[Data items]

§ §

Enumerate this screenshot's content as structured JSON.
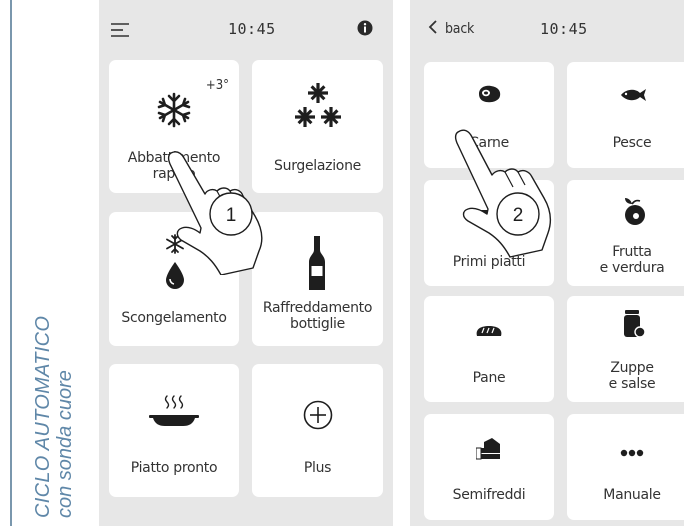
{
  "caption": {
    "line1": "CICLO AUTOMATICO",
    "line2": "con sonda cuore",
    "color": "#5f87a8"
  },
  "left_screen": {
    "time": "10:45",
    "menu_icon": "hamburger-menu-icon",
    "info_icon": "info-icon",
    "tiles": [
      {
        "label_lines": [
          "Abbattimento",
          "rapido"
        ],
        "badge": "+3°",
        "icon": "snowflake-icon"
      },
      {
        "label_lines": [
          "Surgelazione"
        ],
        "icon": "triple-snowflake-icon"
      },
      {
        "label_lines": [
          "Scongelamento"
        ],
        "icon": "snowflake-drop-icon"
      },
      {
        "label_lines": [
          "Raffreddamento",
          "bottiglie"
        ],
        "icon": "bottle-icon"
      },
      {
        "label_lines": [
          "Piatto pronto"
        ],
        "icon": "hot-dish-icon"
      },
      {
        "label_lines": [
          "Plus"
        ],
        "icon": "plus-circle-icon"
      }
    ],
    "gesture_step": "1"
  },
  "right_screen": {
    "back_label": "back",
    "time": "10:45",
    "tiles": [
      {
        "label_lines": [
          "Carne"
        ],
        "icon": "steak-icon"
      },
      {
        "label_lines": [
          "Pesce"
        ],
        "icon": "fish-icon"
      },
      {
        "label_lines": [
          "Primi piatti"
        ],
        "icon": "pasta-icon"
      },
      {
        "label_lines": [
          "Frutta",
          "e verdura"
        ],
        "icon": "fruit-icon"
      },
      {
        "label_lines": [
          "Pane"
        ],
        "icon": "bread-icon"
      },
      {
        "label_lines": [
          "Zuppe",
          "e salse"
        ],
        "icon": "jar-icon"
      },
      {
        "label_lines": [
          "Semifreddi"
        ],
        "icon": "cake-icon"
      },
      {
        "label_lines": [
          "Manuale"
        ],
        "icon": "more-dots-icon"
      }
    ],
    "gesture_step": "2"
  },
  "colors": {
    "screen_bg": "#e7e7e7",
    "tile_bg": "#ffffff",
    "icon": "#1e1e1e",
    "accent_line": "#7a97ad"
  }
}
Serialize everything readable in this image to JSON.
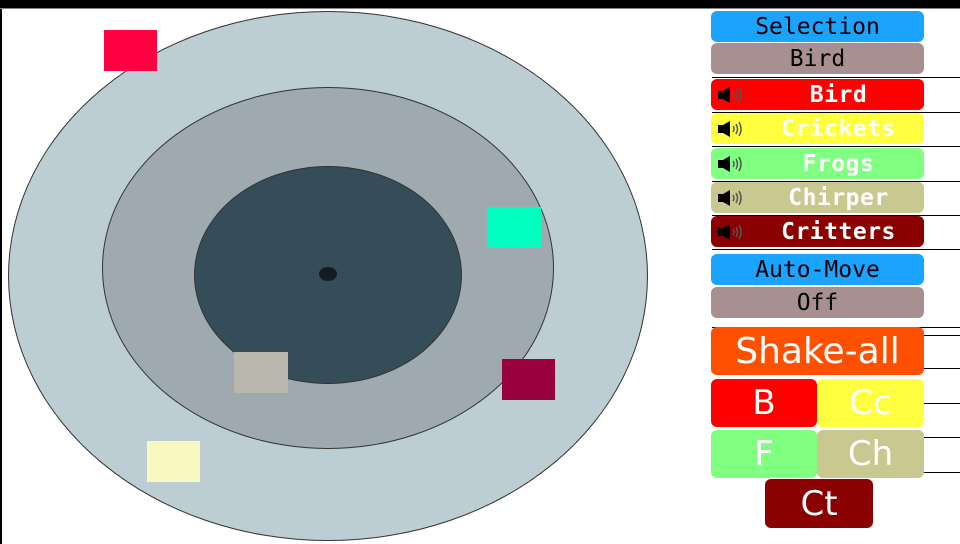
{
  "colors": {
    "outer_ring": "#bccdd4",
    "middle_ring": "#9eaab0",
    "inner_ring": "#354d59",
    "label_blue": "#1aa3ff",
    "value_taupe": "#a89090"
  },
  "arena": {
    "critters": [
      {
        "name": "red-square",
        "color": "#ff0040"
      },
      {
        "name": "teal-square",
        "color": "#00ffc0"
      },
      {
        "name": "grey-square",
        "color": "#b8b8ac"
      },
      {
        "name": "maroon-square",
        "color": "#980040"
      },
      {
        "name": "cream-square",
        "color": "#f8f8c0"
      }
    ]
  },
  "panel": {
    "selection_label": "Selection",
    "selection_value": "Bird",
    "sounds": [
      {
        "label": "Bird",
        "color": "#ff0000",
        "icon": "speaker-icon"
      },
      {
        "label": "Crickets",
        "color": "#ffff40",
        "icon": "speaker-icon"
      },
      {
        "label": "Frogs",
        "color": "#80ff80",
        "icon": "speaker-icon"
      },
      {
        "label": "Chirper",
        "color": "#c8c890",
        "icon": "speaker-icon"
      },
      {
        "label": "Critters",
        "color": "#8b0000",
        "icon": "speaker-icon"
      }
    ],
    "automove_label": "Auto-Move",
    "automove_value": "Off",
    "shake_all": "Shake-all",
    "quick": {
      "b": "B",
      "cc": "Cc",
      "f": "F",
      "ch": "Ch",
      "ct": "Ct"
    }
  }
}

§ §

Pictures in the records above are left out; print everything else exactly as written.

■ COMPLETE OUTPUT ■
Enumerate this screenshot's content as structured JSON.
{
  "caption": {
    "line1": "CICLO AUTOMATICO",
    "line2": "con sonda cuore",
    "color": "#5f87a8"
  },
  "left_screen": {
    "time": "10:45",
    "menu_icon": "hamburger-menu-icon",
    "info_icon": "info-icon",
    "tiles": [
      {
        "label_lines": [
          "Abbattimento",
          "rapido"
        ],
        "badge": "+3°",
        "icon": "snowflake-icon"
      },
      {
        "label_lines": [
          "Surgelazione"
        ],
        "icon": "triple-snowflake-icon"
      },
      {
        "label_lines": [
          "Scongelamento"
        ],
        "icon": "snowflake-drop-icon"
      },
      {
        "label_lines": [
          "Raffreddamento",
          "bottiglie"
        ],
        "icon": "bottle-icon"
      },
      {
        "label_lines": [
          "Piatto pronto"
        ],
        "icon": "hot-dish-icon"
      },
      {
        "label_lines": [
          "Plus"
        ],
        "icon": "plus-circle-icon"
      }
    ],
    "gesture_step": "1"
  },
  "right_screen": {
    "back_label": "back",
    "time": "10:45",
    "tiles": [
      {
        "label_lines": [
          "Carne"
        ],
        "icon": "steak-icon"
      },
      {
        "label_lines": [
          "Pesce"
        ],
        "icon": "fish-icon"
      },
      {
        "label_lines": [
          "Primi piatti"
        ],
        "icon": "pasta-icon"
      },
      {
        "label_lines": [
          "Frutta",
          "e verdura"
        ],
        "icon": "fruit-icon"
      },
      {
        "label_lines": [
          "Pane"
        ],
        "icon": "bread-icon"
      },
      {
        "label_lines": [
          "Zuppe",
          "e salse"
        ],
        "icon": "jar-icon"
      },
      {
        "label_lines": [
          "Semifreddi"
        ],
        "icon": "cake-icon"
      },
      {
        "label_lines": [
          "Manuale"
        ],
        "icon": "more-dots-icon"
      }
    ],
    "gesture_step": "2"
  },
  "colors": {
    "screen_bg": "#e7e7e7",
    "tile_bg": "#ffffff",
    "icon": "#1e1e1e",
    "accent_line": "#7a97ad"
  }
}
Serialize everything readable in this image to JSON.
{
  "colors": {
    "outer_ring": "#bccdd4",
    "middle_ring": "#9eaab0",
    "inner_ring": "#354d59",
    "label_blue": "#1aa3ff",
    "value_taupe": "#a89090"
  },
  "arena": {
    "critters": [
      {
        "name": "red-square",
        "color": "#ff0040"
      },
      {
        "name": "teal-square",
        "color": "#00ffc0"
      },
      {
        "name": "grey-square",
        "color": "#b8b8ac"
      },
      {
        "name": "maroon-square",
        "color": "#980040"
      },
      {
        "name": "cream-square",
        "color": "#f8f8c0"
      }
    ]
  },
  "panel": {
    "selection_label": "Selection",
    "selection_value": "Bird",
    "sounds": [
      {
        "label": "Bird",
        "color": "#ff0000",
        "icon": "speaker-icon"
      },
      {
        "label": "Crickets",
        "color": "#ffff40",
        "icon": "speaker-icon"
      },
      {
        "label": "Frogs",
        "color": "#80ff80",
        "icon": "speaker-icon"
      },
      {
        "label": "Chirper",
        "color": "#c8c890",
        "icon": "speaker-icon"
      },
      {
        "label": "Critters",
        "color": "#8b0000",
        "icon": "speaker-icon"
      }
    ],
    "automove_label": "Auto-Move",
    "automove_value": "Off",
    "shake_all": "Shake-all",
    "quick": {
      "b": "B",
      "cc": "Cc",
      "f": "F",
      "ch": "Ch",
      "ct": "Ct"
    }
  }
}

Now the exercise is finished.